■ Problem: Pick out each line of the records that includes the string "subscript", and copy it.

■ Supplied records:
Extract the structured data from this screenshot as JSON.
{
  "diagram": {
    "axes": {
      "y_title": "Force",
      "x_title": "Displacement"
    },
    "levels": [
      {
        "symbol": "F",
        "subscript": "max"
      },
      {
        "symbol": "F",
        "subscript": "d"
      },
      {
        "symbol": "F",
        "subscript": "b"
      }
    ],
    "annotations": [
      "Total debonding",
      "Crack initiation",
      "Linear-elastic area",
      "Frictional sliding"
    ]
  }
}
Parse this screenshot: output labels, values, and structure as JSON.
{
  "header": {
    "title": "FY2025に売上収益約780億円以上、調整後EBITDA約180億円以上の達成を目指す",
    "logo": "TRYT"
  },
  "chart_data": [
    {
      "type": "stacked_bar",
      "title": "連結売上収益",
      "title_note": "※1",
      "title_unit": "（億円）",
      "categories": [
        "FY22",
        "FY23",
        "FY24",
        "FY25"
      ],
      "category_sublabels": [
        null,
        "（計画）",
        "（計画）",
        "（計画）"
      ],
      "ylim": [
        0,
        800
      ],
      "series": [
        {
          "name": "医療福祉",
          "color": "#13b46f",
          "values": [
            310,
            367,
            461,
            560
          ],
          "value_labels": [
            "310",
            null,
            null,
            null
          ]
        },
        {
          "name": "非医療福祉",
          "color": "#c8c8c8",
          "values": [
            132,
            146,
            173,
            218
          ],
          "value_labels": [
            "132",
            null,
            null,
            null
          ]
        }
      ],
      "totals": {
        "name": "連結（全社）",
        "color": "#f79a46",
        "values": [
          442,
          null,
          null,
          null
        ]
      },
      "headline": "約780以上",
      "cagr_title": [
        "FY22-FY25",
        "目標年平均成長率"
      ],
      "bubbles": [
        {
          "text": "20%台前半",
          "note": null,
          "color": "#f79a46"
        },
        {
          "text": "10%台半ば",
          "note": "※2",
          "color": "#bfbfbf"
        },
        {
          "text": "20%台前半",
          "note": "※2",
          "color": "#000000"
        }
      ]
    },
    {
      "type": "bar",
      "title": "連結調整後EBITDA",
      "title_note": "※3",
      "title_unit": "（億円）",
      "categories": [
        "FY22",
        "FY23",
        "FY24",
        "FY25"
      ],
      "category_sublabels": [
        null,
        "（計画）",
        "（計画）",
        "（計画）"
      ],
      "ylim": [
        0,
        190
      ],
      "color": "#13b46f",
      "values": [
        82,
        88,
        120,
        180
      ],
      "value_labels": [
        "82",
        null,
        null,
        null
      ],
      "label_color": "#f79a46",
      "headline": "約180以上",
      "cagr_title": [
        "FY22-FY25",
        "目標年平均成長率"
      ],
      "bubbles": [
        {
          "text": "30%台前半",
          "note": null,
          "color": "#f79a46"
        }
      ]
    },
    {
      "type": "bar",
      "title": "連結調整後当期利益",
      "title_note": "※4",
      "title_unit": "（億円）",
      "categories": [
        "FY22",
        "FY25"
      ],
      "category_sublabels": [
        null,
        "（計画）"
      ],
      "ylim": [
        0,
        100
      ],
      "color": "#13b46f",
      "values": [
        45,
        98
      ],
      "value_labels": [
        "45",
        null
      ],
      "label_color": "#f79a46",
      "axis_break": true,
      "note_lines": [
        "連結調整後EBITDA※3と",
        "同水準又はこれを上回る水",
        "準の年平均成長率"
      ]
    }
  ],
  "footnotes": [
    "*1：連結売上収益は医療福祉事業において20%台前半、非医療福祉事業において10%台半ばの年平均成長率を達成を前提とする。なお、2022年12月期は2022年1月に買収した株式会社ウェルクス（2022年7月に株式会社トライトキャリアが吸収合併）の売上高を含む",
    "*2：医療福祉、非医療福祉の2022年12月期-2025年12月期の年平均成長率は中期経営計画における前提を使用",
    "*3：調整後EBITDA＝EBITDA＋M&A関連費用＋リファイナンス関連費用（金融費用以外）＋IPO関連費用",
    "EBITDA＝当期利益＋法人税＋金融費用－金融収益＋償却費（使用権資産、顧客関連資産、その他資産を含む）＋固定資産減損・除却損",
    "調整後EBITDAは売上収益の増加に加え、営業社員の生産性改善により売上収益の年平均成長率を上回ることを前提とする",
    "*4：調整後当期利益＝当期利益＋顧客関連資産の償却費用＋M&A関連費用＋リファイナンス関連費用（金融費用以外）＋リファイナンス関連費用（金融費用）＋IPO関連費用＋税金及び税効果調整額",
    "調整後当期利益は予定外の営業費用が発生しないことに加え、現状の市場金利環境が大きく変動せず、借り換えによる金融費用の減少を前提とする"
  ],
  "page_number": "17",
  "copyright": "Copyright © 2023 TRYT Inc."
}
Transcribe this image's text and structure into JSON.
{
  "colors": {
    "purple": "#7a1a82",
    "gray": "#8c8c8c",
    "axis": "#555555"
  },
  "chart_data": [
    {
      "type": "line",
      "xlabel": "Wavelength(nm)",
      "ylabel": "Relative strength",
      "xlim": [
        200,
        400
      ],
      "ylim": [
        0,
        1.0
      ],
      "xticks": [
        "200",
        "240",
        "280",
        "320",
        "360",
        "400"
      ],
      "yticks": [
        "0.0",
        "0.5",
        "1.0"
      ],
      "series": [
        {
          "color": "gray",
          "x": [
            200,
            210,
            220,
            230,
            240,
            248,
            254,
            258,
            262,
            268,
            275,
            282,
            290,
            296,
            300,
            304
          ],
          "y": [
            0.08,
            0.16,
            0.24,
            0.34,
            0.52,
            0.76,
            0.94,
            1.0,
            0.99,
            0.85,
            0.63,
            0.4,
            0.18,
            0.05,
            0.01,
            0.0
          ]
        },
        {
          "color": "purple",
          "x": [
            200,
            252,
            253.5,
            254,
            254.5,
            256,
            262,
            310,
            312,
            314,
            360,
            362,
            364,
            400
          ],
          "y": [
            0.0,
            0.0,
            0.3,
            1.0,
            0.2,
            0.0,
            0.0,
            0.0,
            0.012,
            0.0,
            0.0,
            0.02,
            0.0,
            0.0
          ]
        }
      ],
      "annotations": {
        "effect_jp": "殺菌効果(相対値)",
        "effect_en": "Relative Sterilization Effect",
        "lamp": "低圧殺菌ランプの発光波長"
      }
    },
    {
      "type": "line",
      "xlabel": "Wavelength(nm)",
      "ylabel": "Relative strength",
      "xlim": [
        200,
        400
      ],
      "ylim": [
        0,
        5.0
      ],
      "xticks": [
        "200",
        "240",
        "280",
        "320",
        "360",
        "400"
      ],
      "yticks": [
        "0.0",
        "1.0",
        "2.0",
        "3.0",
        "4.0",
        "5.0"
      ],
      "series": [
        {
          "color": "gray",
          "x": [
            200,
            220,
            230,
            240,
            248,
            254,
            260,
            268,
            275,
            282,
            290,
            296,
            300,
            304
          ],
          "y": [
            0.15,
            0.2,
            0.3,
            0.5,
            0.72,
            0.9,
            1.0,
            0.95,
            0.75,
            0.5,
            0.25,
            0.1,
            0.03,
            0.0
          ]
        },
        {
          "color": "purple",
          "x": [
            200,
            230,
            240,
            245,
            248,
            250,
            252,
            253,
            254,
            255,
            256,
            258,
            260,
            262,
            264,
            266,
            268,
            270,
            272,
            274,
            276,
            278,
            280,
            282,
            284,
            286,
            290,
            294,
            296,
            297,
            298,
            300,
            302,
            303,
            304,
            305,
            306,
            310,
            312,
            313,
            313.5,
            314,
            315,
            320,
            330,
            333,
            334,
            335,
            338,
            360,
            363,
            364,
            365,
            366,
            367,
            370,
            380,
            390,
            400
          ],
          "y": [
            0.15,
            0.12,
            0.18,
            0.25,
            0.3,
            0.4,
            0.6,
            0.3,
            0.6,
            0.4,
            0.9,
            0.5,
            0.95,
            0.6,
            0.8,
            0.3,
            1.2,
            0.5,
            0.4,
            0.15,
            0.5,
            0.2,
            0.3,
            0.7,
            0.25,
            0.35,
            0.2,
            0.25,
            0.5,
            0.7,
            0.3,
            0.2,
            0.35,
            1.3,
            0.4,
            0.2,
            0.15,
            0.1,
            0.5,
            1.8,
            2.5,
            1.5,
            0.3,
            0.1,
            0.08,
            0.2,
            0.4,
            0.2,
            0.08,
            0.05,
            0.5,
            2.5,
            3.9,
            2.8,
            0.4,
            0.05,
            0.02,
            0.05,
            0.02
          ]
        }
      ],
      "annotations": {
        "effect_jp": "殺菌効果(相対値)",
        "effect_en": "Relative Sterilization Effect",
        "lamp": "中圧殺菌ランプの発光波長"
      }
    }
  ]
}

■ Answer for this exercise:
        "subscript": "max"
        "subscript": "d"
        "subscript": "b"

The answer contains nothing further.